**What to do**
Retype the listing that follows, exactly as written.

- - -

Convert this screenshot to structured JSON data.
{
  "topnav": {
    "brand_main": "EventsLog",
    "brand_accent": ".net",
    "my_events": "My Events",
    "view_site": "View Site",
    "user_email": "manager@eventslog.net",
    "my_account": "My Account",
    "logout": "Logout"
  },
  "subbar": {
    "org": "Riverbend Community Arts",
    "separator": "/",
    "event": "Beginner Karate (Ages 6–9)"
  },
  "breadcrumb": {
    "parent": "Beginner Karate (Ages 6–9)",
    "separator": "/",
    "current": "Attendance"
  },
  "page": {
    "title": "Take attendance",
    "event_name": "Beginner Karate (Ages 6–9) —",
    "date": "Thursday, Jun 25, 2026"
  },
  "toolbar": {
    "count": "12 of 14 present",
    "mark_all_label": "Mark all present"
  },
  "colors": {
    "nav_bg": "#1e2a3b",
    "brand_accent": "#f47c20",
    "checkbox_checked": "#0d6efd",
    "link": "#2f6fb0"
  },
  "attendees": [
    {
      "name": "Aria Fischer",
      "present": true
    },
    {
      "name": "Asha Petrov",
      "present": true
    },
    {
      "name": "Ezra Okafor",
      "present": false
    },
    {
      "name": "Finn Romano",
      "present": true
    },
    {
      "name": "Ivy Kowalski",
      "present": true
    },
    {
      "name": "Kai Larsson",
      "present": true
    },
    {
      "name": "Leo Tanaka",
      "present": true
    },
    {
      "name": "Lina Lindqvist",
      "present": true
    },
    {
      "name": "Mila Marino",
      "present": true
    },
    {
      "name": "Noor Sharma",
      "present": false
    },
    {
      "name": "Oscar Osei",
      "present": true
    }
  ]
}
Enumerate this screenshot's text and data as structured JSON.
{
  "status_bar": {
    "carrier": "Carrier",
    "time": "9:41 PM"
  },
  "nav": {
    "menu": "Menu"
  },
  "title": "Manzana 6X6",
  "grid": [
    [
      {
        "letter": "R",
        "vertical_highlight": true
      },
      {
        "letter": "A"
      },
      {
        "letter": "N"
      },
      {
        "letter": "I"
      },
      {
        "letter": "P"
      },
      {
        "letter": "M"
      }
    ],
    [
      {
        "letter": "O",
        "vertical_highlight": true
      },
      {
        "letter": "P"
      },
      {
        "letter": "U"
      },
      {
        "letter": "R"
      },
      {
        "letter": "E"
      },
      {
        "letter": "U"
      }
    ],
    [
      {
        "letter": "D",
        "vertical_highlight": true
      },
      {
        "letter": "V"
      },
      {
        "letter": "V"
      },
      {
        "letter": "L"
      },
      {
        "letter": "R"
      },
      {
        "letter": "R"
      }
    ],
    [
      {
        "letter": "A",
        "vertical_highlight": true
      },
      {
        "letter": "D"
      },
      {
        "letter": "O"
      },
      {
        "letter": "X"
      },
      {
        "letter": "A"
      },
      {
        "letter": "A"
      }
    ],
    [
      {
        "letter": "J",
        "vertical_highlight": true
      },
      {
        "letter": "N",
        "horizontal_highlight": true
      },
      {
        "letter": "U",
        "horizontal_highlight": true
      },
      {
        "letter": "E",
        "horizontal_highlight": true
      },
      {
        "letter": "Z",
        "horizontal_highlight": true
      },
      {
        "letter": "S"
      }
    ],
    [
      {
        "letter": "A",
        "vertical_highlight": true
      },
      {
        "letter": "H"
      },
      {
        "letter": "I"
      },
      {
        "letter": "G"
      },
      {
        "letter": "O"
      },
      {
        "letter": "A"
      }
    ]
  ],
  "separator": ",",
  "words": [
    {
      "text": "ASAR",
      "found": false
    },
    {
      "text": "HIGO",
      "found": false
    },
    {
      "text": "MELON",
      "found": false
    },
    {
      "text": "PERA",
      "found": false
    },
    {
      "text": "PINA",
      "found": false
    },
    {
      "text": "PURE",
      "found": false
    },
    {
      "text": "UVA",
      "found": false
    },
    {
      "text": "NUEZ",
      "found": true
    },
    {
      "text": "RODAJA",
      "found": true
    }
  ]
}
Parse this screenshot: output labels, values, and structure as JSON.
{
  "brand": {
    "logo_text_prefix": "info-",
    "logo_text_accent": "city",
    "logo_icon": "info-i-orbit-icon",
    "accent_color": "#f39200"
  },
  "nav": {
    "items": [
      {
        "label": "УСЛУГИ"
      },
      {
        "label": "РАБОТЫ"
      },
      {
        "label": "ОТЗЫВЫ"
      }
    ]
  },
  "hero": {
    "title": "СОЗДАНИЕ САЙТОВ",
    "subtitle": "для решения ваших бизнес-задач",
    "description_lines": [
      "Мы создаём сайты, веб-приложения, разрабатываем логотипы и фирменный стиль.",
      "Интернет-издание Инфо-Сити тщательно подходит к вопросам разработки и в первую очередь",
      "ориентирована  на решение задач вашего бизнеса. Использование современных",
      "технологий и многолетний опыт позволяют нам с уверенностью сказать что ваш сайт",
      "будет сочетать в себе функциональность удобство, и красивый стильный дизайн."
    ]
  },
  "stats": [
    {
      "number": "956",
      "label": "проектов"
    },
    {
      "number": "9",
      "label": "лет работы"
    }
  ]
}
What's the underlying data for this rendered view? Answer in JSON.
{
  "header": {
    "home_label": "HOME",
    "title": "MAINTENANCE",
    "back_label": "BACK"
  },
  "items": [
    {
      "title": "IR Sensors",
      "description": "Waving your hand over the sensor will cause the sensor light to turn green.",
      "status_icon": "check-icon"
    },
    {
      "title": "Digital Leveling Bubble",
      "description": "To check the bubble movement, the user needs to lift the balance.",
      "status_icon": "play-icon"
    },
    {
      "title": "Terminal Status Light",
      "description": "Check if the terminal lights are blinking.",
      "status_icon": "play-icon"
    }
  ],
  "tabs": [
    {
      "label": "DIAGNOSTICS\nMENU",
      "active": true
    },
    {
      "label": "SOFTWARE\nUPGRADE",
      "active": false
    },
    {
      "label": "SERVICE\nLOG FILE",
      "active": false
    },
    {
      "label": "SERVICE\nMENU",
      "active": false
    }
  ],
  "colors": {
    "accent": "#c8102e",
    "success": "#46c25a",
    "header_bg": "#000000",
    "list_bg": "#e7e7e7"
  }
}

- - -

**Reply to the exercise**
Convert this screenshot to structured JSON data.
{
  "topnav": {
    "brand_main": "EventsLog",
    "brand_accent": ".net",
    "my_events": "My Events",
    "view_site": "View Site",
    "user_email": "manager@eventslog.net",
    "my_account": "My Account",
    "logout": "Logout"
  },
  "subbar": {
    "org": "Riverbend Community Arts",
    "separator": "/",
    "event": "Beginner Karate (Ages 6–9)"
  },
  "breadcrumb": {
    "parent": "Beginner Karate (Ages 6–9)",
    "separator": "/",
    "current": "Attendance"
  },
  "page": {
    "title": "Take attendance",
    "event_name": "Beginner Karate (Ages 6–9) —",
    "date": "Thursday, Jun 25, 2026"
  },
  "toolbar": {
    "count": "12 of 14 present",
    "mark_all_label": "Mark all present"
  },
  "colors": {
    "nav_bg": "#1e2a3b",
    "brand_accent": "#f47c20",
    "checkbox_checked": "#0d6efd",
    "link": "#2f6fb0"
  },
  "attendees": [
    {
      "name": "Aria Fischer",
      "present": true
    },
    {
      "name": "Asha Petrov",
      "present": true
    },
    {
      "name": "Ezra Okafor",
      "present": false
    },
    {
      "name": "Finn Romano",
      "present": true
    },
    {
      "name": "Ivy Kowalski",
      "present": true
    },
    {
      "name": "Kai Larsson",
      "present": true
    },
    {
      "name": "Leo Tanaka",
      "present": true
    },
    {
      "name": "Lina Lindqvist",
      "present": true
    },
    {
      "name": "Mila Marino",
      "present": true
    },
    {
      "name": "Noor Sharma",
      "present": false
    },
    {
      "name": "Oscar Osei",
      "present": true
    }
  ]
}
Enumerate this screenshot's text and data as structured JSON.
{
  "status_bar": {
    "carrier": "Carrier",
    "time": "9:41 PM"
  },
  "nav": {
    "menu": "Menu"
  },
  "title": "Manzana 6X6",
  "grid": [
    [
      {
        "letter": "R",
        "vertical_highlight": true
      },
      {
        "letter": "A"
      },
      {
        "letter": "N"
      },
      {
        "letter": "I"
      },
      {
        "letter": "P"
      },
      {
        "letter": "M"
      }
    ],
    [
      {
        "letter": "O",
        "vertical_highlight": true
      },
      {
        "letter": "P"
      },
      {
        "letter": "U"
      },
      {
        "letter": "R"
      },
      {
        "letter": "E"
      },
      {
        "letter": "U"
      }
    ],
    [
      {
        "letter": "D",
        "vertical_highlight": true
      },
      {
        "letter": "V"
      },
      {
        "letter": "V"
      },
      {
        "letter": "L"
      },
      {
        "letter": "R"
      },
      {
        "letter": "R"
      }
    ],
    [
      {
        "letter": "A",
        "vertical_highlight": true
      },
      {
        "letter": "D"
      },
      {
        "letter": "O"
      },
      {
        "letter": "X"
      },
      {
        "letter": "A"
      },
      {
        "letter": "A"
      }
    ],
    [
      {
        "letter": "J",
        "vertical_highlight": true
      },
      {
        "letter": "N",
        "horizontal_highlight": true
      },
      {
        "letter": "U",
        "horizontal_highlight": true
      },
      {
        "letter": "E",
        "horizontal_highlight": true
      },
      {
        "letter": "Z",
        "horizontal_highlight": true
      },
      {
        "letter": "S"
      }
    ],
    [
      {
        "letter": "A",
        "vertical_highlight": true
      },
      {
        "letter": "H"
      },
      {
        "letter": "I"
      },
      {
        "letter": "G"
      },
      {
        "letter": "O"
      },
      {
        "letter": "A"
      }
    ]
  ],
  "separator": ",",
  "words": [
    {
      "text": "ASAR",
      "found": false
    },
    {
      "text": "HIGO",
      "found": false
    },
    {
      "text": "MELON",
      "found": false
    },
    {
      "text": "PERA",
      "found": false
    },
    {
      "text": "PINA",
      "found": false
    },
    {
      "text": "PURE",
      "found": false
    },
    {
      "text": "UVA",
      "found": false
    },
    {
      "text": "NUEZ",
      "found": true
    },
    {
      "text": "RODAJA",
      "found": true
    }
  ]
}
Parse this screenshot: output labels, values, and structure as JSON.
{
  "brand": {
    "logo_text_prefix": "info-",
    "logo_text_accent": "city",
    "logo_icon": "info-i-orbit-icon",
    "accent_color": "#f39200"
  },
  "nav": {
    "items": [
      {
        "label": "УСЛУГИ"
      },
      {
        "label": "РАБОТЫ"
      },
      {
        "label": "ОТЗЫВЫ"
      }
    ]
  },
  "hero": {
    "title": "СОЗДАНИЕ САЙТОВ",
    "subtitle": "для решения ваших бизнес-задач",
    "description_lines": [
      "Мы создаём сайты, веб-приложения, разрабатываем логотипы и фирменный стиль.",
      "Интернет-издание Инфо-Сити тщательно подходит к вопросам разработки и в первую очередь",
      "ориентирована  на решение задач вашего бизнеса. Использование современных",
      "технологий и многолетний опыт позволяют нам с уверенностью сказать что ваш сайт",
      "будет сочетать в себе функциональность удобство, и красивый стильный дизайн."
    ]
  },
  "stats": [
    {
      "number": "956",
      "label": "проектов"
    },
    {
      "number": "9",
      "label": "лет работы"
    }
  ]
}
What's the underlying data for this rendered view? Answer in JSON.
{
  "header": {
    "home_label": "HOME",
    "title": "MAINTENANCE",
    "back_label": "BACK"
  },
  "items": [
    {
      "title": "IR Sensors",
      "description": "Waving your hand over the sensor will cause the sensor light to turn green.",
      "status_icon": "check-icon"
    },
    {
      "title": "Digital Leveling Bubble",
      "description": "To check the bubble movement, the user needs to lift the balance.",
      "status_icon": "play-icon"
    },
    {
      "title": "Terminal Status Light",
      "description": "Check if the terminal lights are blinking.",
      "status_icon": "play-icon"
    }
  ],
  "tabs": [
    {
      "label": "DIAGNOSTICS\nMENU",
      "active": true
    },
    {
      "label": "SOFTWARE\nUPGRADE",
      "active": false
    },
    {
      "label": "SERVICE\nLOG FILE",
      "active": false
    },
    {
      "label": "SERVICE\nMENU",
      "active": false
    }
  ],
  "colors": {
    "accent": "#c8102e",
    "success": "#46c25a",
    "header_bg": "#000000",
    "list_bg": "#e7e7e7"
  }
}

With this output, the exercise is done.